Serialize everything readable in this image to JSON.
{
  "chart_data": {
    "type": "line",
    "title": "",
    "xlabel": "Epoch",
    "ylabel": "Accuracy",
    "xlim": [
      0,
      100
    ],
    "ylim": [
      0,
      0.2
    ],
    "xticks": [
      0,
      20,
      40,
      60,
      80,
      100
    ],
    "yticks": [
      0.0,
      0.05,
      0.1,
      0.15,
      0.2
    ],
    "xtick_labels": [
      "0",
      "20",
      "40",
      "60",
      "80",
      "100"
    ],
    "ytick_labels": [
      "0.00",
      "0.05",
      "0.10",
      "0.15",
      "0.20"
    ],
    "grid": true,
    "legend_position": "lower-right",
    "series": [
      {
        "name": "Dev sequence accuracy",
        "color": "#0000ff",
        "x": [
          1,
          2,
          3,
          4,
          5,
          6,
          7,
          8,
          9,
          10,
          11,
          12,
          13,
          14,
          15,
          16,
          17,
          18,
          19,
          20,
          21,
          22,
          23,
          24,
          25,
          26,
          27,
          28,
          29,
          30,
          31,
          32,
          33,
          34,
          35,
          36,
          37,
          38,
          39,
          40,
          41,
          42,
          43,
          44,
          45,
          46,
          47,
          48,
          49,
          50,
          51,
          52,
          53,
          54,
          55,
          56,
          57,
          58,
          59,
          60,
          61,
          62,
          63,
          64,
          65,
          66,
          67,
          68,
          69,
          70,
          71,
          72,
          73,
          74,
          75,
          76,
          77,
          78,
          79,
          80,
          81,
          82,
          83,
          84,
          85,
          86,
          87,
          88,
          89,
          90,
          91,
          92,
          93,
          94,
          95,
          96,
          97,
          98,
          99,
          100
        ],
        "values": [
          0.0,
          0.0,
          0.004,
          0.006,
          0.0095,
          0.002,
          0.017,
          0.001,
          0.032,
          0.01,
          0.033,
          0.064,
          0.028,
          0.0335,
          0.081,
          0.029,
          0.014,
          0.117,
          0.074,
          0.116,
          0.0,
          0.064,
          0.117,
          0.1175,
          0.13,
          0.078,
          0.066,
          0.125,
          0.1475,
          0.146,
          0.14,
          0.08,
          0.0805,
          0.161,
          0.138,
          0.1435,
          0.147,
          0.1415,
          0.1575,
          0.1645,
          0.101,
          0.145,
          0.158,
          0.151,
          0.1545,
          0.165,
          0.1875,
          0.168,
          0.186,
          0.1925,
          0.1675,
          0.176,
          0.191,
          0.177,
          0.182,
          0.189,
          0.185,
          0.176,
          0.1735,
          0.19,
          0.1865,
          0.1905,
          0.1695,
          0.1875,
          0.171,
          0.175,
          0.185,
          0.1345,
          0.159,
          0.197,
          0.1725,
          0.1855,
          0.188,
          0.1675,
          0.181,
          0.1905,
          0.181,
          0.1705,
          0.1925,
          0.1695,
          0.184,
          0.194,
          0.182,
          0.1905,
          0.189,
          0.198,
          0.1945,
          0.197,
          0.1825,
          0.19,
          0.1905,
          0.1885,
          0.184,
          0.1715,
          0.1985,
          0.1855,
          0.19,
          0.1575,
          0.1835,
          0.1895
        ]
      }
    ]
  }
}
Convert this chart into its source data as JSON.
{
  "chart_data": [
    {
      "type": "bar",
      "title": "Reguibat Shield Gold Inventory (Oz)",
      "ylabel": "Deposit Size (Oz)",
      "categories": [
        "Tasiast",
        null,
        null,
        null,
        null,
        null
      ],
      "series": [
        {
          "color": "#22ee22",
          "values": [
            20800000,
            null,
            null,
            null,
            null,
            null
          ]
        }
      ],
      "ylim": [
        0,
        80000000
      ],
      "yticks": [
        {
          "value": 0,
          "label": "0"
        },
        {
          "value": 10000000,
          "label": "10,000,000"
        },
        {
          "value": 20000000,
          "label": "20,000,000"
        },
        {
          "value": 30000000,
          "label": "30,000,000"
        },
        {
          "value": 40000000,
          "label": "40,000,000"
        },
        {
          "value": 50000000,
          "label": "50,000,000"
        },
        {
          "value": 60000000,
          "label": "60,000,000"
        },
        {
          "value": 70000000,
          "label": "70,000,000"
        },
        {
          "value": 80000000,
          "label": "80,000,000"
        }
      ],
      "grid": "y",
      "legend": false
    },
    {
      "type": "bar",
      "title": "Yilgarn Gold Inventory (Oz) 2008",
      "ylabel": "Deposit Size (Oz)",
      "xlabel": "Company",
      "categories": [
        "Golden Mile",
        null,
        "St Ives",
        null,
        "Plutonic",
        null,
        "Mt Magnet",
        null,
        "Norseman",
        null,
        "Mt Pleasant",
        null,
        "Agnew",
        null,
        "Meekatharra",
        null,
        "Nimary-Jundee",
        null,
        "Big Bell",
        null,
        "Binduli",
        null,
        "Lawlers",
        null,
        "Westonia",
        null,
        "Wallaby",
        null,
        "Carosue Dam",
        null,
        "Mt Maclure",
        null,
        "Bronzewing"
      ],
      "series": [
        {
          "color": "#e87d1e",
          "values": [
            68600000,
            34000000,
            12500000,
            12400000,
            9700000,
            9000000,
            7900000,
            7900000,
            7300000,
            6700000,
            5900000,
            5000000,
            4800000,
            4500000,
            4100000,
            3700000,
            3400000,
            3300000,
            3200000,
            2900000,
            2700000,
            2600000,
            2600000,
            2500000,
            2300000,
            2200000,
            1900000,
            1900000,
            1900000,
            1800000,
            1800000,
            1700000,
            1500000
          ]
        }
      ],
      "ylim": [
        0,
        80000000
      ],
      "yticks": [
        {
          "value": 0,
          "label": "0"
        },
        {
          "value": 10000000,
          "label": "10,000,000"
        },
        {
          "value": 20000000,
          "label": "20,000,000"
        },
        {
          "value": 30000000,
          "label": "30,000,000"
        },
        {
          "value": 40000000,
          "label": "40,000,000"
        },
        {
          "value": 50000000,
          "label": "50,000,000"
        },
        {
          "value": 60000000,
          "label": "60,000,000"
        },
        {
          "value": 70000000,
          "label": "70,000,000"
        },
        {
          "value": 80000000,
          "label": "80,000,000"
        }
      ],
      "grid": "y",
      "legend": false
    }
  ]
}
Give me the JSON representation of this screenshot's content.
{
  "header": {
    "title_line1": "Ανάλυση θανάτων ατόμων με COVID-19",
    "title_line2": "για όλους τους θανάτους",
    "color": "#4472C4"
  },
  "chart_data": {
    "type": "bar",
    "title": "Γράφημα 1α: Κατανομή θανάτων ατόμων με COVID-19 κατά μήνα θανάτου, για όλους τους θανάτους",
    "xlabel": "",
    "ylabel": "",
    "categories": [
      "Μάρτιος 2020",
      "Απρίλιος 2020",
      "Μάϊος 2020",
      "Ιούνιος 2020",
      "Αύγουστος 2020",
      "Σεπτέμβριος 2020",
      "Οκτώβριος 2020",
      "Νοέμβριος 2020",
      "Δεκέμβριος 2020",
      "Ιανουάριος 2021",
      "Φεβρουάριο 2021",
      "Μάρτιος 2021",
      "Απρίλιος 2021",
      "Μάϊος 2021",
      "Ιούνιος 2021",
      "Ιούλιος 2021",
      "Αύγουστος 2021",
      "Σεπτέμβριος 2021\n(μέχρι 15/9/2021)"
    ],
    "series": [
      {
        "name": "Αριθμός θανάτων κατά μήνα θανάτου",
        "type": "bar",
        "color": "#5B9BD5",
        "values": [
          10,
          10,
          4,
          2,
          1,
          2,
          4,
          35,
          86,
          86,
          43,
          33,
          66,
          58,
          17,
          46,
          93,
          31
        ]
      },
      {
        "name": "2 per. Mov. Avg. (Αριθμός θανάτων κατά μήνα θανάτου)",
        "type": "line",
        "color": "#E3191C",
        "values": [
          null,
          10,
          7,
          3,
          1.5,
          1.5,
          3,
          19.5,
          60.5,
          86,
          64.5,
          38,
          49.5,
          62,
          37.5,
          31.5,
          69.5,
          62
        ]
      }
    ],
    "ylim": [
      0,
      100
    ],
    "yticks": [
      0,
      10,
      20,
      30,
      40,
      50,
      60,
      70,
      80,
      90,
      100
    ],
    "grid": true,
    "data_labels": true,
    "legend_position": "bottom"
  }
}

- _The request_
Gather up the lines that contain the word "COVID".

- _Right answer_
    "title_line1": "Ανάλυση θανάτων ατόμων με COVID-19",
    "title": "Γράφημα 1α: Κατανομή θανάτων ατόμων με COVID-19 κατά μήνα θανάτου, για όλους τους θανάτους",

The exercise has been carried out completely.